Requirement - Sift the listing for lines that hold the string "counter" and pull them out.

--- START OF Data rows ---

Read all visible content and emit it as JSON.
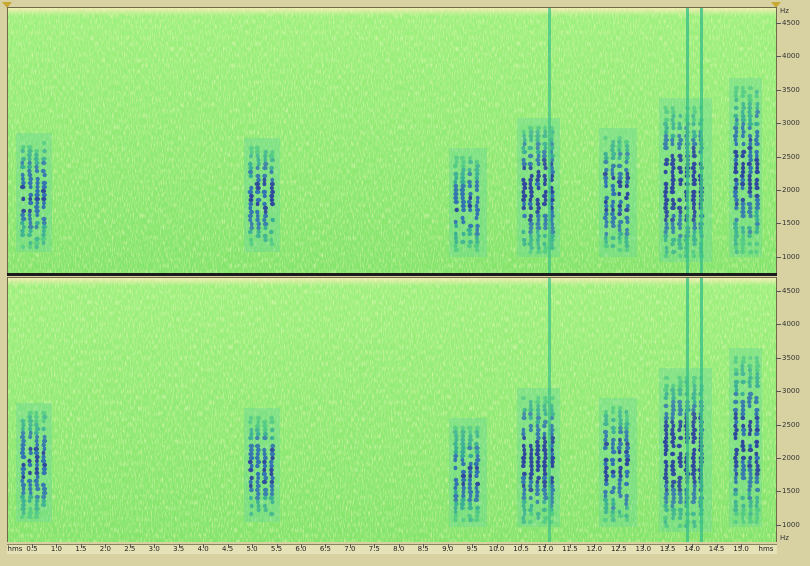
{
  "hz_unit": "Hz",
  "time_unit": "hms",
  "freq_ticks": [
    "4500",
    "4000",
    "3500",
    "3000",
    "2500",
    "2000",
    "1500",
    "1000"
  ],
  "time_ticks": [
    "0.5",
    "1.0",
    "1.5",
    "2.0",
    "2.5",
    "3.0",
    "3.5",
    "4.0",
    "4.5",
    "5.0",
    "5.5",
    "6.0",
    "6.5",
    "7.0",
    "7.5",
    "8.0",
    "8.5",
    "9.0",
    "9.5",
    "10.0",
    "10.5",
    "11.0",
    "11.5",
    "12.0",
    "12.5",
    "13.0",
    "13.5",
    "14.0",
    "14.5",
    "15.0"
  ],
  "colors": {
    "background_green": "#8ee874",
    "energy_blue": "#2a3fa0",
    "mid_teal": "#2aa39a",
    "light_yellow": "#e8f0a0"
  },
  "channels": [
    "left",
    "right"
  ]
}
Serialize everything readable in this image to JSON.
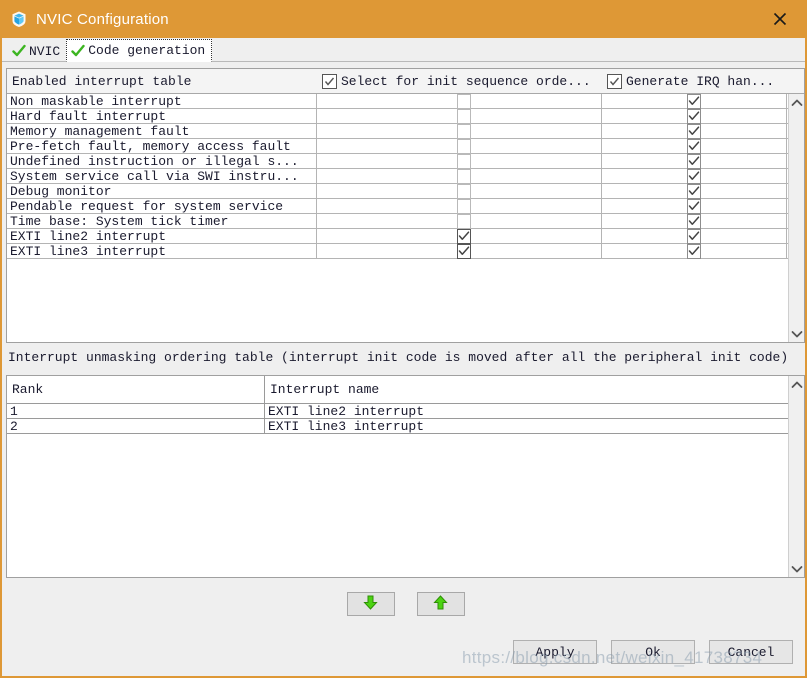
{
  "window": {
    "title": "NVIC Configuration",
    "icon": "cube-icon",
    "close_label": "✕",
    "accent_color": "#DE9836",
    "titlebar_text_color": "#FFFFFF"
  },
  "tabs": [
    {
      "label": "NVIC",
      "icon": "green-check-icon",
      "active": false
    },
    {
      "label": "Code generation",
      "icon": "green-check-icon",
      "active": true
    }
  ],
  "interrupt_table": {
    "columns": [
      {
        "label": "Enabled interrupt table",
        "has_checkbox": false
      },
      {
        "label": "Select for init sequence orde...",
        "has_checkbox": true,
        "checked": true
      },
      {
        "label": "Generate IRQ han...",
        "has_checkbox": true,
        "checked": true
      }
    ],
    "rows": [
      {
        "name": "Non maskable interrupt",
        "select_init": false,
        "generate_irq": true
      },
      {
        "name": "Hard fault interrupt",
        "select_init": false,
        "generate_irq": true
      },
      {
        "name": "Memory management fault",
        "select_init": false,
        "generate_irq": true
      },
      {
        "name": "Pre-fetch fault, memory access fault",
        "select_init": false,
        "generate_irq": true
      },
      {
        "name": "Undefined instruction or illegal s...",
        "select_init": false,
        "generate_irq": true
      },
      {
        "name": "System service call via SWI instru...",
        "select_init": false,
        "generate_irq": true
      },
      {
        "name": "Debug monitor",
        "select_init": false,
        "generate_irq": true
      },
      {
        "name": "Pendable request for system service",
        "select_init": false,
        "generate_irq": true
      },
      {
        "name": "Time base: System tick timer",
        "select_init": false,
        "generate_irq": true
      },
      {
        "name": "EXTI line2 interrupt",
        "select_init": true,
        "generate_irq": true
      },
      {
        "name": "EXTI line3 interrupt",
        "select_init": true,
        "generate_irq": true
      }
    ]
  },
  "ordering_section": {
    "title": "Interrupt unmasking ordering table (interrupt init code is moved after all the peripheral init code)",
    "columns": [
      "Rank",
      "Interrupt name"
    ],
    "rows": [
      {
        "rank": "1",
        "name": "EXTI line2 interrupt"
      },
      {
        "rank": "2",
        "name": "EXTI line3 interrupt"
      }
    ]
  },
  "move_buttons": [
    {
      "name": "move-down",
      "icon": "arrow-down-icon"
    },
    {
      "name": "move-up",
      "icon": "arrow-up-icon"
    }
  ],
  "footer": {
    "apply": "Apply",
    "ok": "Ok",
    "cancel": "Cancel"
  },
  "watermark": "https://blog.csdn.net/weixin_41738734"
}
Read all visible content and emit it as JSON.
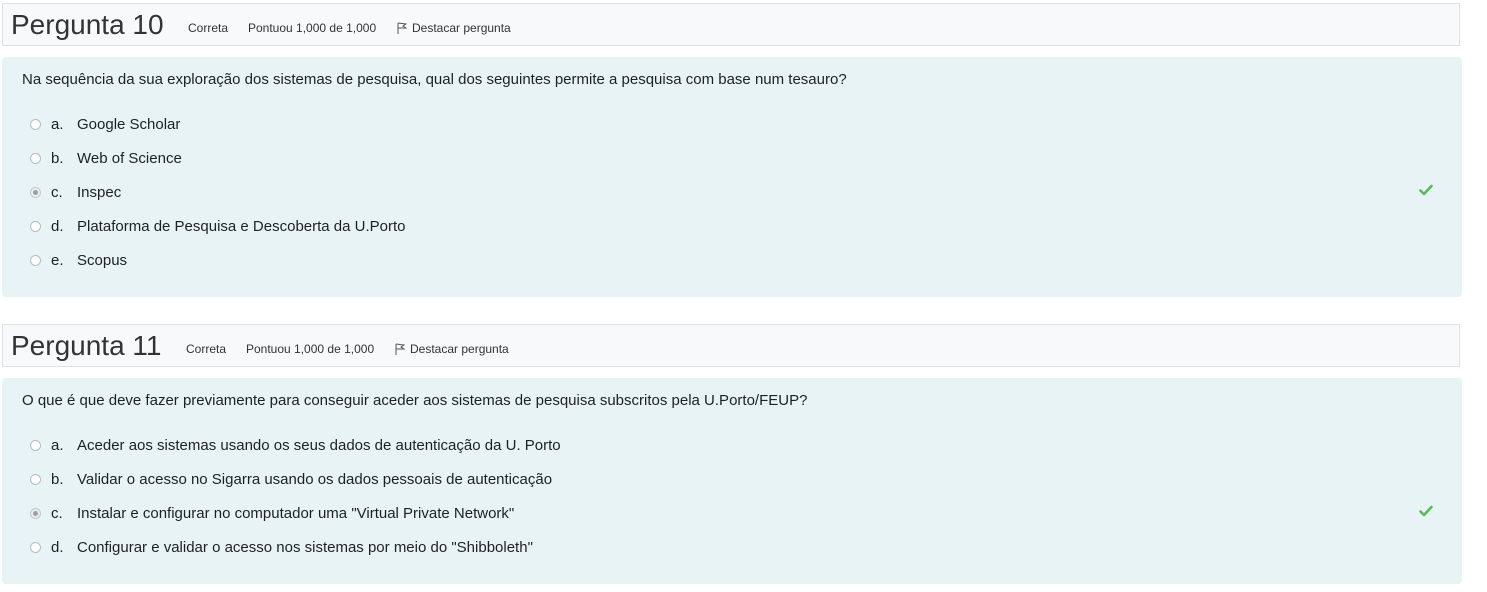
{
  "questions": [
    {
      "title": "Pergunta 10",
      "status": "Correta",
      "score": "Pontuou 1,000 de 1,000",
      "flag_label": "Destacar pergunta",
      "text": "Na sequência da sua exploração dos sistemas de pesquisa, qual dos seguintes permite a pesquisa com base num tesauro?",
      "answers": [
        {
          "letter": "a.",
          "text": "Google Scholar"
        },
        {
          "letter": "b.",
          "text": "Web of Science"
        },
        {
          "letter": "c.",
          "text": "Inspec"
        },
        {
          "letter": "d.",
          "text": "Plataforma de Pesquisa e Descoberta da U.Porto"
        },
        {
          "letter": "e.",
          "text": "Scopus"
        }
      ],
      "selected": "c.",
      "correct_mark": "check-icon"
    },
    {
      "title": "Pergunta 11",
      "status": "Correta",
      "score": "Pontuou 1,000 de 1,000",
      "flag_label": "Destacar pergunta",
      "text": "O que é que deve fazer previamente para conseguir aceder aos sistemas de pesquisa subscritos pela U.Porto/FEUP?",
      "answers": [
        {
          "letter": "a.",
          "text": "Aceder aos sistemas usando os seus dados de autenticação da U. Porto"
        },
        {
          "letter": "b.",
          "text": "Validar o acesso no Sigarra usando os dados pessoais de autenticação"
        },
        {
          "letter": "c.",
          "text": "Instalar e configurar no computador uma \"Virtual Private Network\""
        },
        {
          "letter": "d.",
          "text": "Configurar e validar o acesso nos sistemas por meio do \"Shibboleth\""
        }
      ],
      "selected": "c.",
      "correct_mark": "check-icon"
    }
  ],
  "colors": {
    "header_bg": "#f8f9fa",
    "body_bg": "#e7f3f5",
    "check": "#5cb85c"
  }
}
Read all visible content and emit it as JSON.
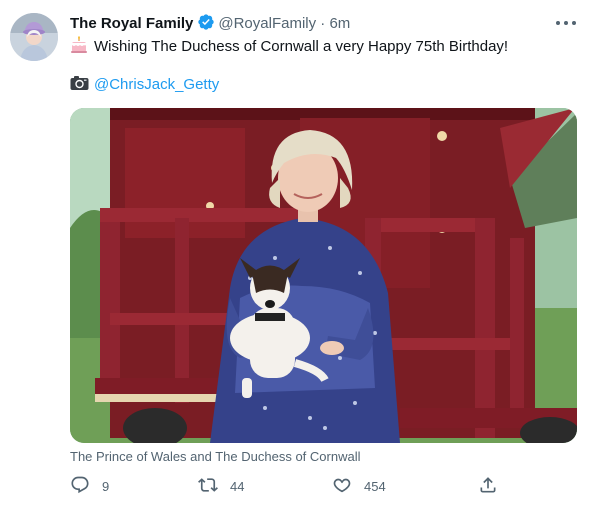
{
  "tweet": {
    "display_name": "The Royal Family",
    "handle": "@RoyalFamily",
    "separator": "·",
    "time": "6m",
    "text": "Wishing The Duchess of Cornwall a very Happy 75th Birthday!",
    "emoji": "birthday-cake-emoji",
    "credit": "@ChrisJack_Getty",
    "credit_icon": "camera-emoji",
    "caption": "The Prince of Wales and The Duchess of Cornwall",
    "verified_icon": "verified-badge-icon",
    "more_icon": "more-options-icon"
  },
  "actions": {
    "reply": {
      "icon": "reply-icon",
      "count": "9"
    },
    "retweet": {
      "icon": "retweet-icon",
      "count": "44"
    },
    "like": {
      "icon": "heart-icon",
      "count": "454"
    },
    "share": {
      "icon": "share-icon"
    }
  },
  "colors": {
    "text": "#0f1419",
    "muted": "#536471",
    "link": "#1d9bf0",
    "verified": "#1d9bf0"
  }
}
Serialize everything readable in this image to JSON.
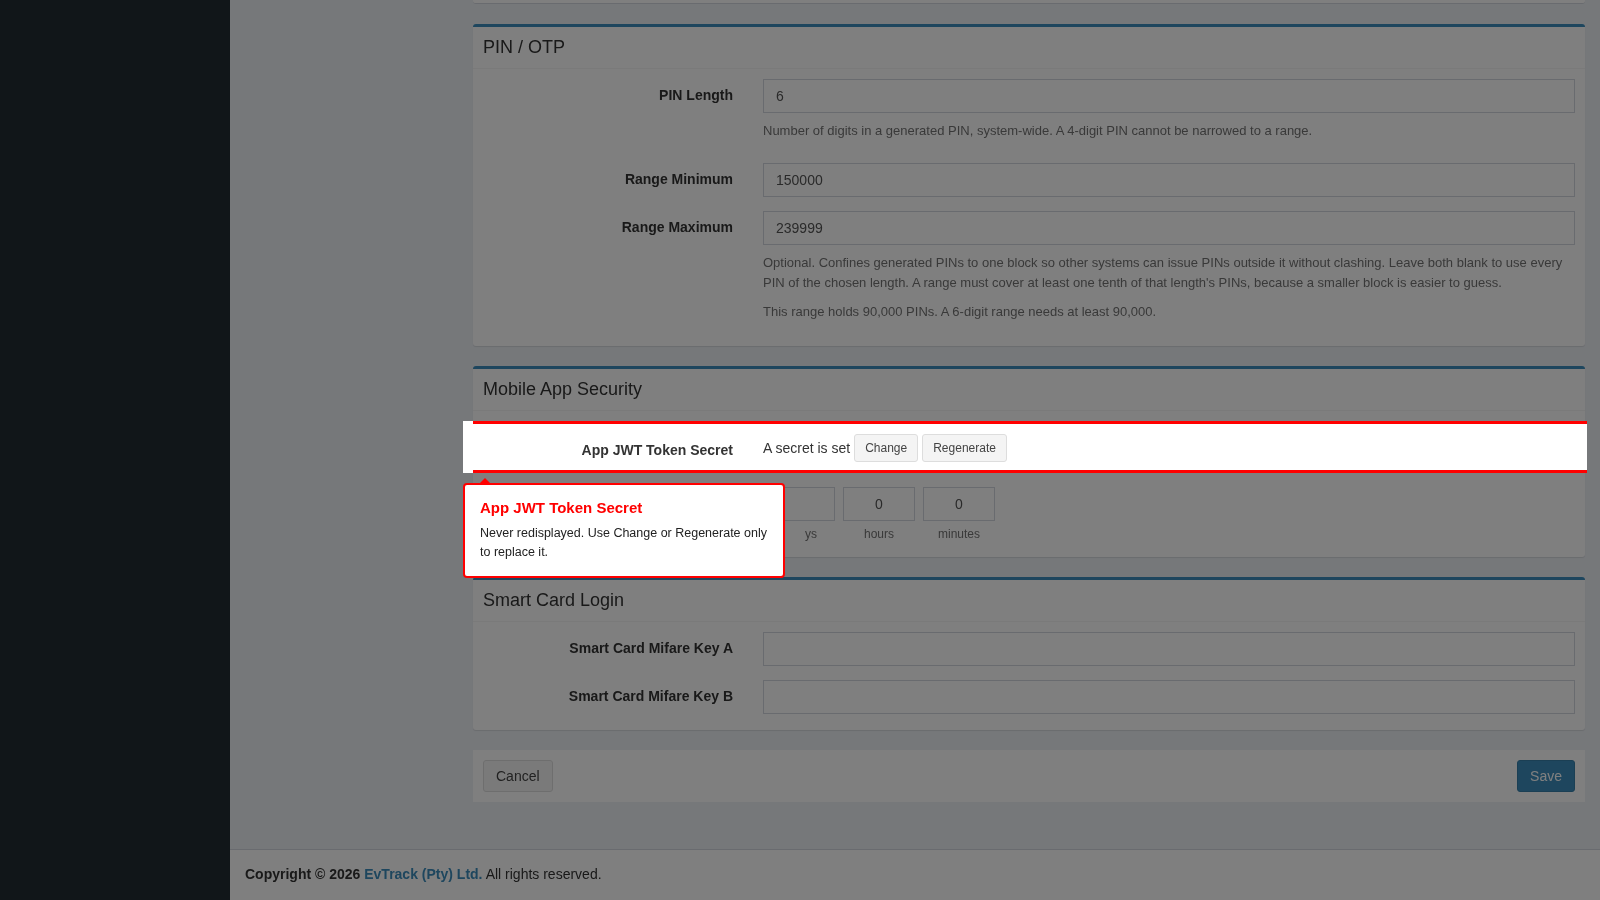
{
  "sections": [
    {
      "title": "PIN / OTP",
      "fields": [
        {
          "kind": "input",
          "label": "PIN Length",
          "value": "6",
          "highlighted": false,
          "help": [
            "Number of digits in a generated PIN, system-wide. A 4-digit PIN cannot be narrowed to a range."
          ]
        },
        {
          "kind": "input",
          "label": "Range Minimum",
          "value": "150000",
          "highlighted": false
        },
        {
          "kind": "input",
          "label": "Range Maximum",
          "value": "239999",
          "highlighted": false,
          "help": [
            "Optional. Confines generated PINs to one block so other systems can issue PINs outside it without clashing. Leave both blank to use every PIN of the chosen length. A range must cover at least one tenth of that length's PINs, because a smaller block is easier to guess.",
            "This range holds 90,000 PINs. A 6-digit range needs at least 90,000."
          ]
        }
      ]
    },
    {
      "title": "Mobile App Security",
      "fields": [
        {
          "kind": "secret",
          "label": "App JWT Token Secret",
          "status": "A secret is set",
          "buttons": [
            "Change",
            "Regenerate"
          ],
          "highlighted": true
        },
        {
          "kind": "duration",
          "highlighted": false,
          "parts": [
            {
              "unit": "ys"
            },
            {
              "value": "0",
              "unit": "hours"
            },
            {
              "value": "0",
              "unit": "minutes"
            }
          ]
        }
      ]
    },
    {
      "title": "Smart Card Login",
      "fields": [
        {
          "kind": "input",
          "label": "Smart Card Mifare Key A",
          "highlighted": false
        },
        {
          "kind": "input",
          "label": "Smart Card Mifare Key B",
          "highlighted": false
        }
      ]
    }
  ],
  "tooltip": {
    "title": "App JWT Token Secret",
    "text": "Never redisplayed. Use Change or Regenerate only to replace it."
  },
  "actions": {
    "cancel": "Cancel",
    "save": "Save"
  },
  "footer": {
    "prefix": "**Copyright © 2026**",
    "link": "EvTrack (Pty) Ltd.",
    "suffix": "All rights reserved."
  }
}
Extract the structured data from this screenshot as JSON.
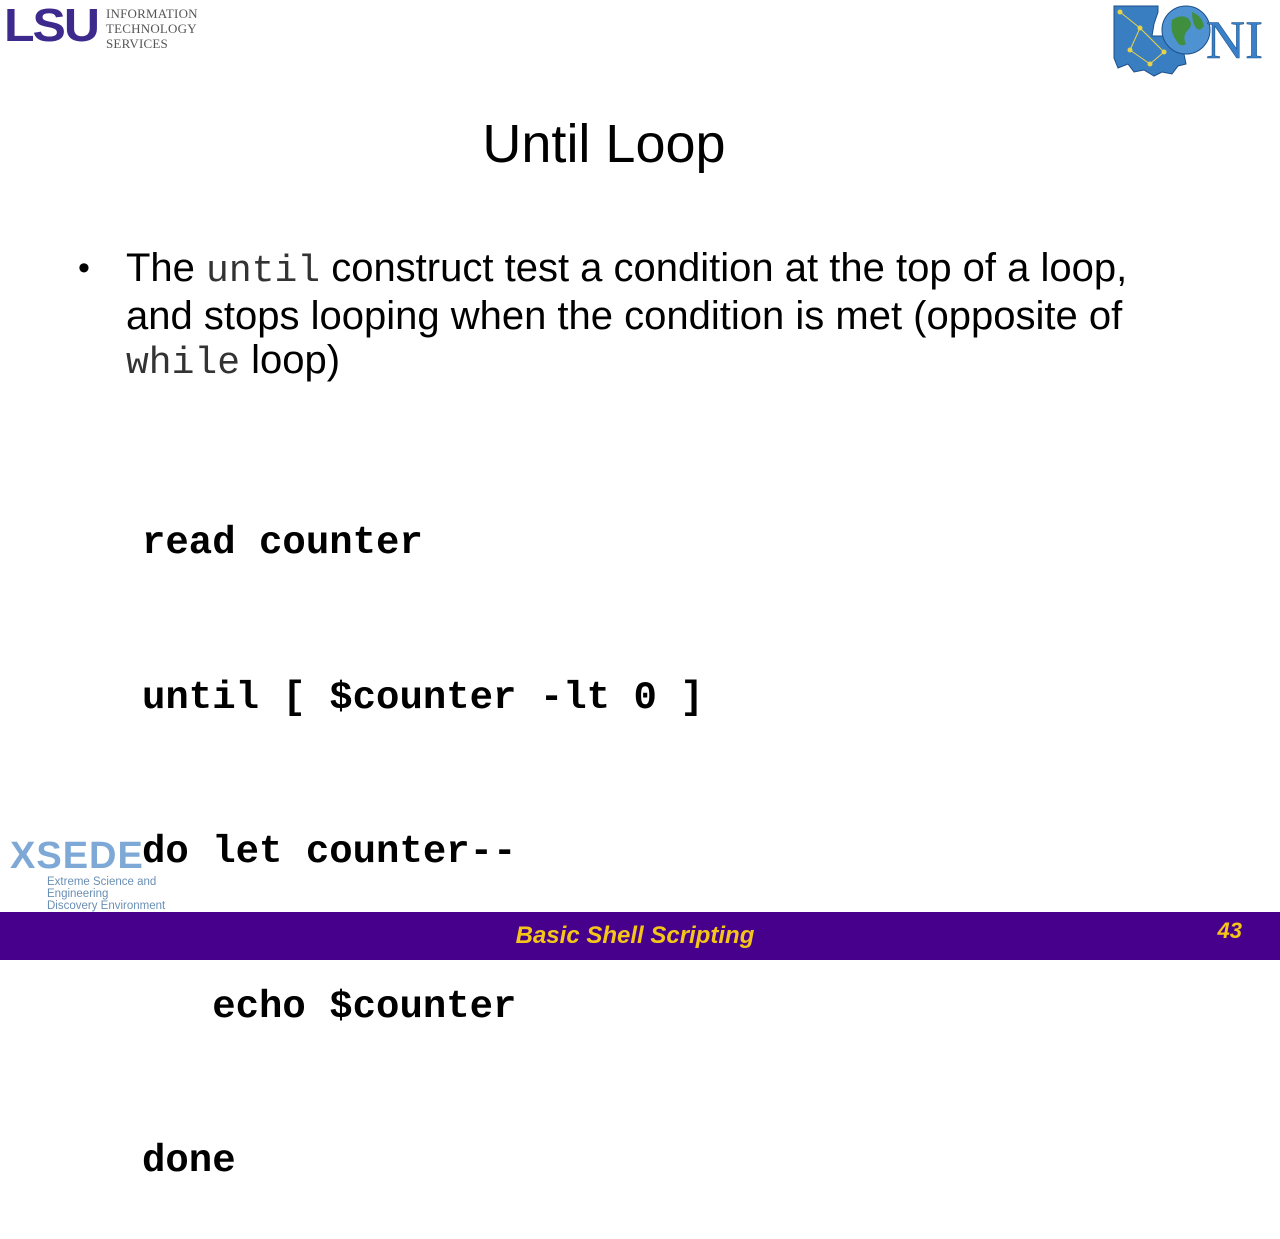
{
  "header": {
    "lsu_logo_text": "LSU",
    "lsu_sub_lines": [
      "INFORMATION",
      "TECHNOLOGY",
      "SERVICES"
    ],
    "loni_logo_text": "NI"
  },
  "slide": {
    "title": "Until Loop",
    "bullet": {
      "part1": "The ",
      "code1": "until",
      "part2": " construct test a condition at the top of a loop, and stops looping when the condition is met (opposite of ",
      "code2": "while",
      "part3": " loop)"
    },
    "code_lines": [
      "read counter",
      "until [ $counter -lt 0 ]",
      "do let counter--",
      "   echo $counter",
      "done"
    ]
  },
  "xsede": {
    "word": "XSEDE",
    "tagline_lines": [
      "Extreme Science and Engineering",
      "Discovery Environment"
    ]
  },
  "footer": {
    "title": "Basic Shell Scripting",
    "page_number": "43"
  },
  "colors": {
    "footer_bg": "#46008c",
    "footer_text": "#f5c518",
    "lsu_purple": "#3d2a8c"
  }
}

--- END OF Data rows ---

Final answer -
      "read counter",
      "until [ $counter -lt 0 ]",
      "do let counter--",
      "   echo $counter",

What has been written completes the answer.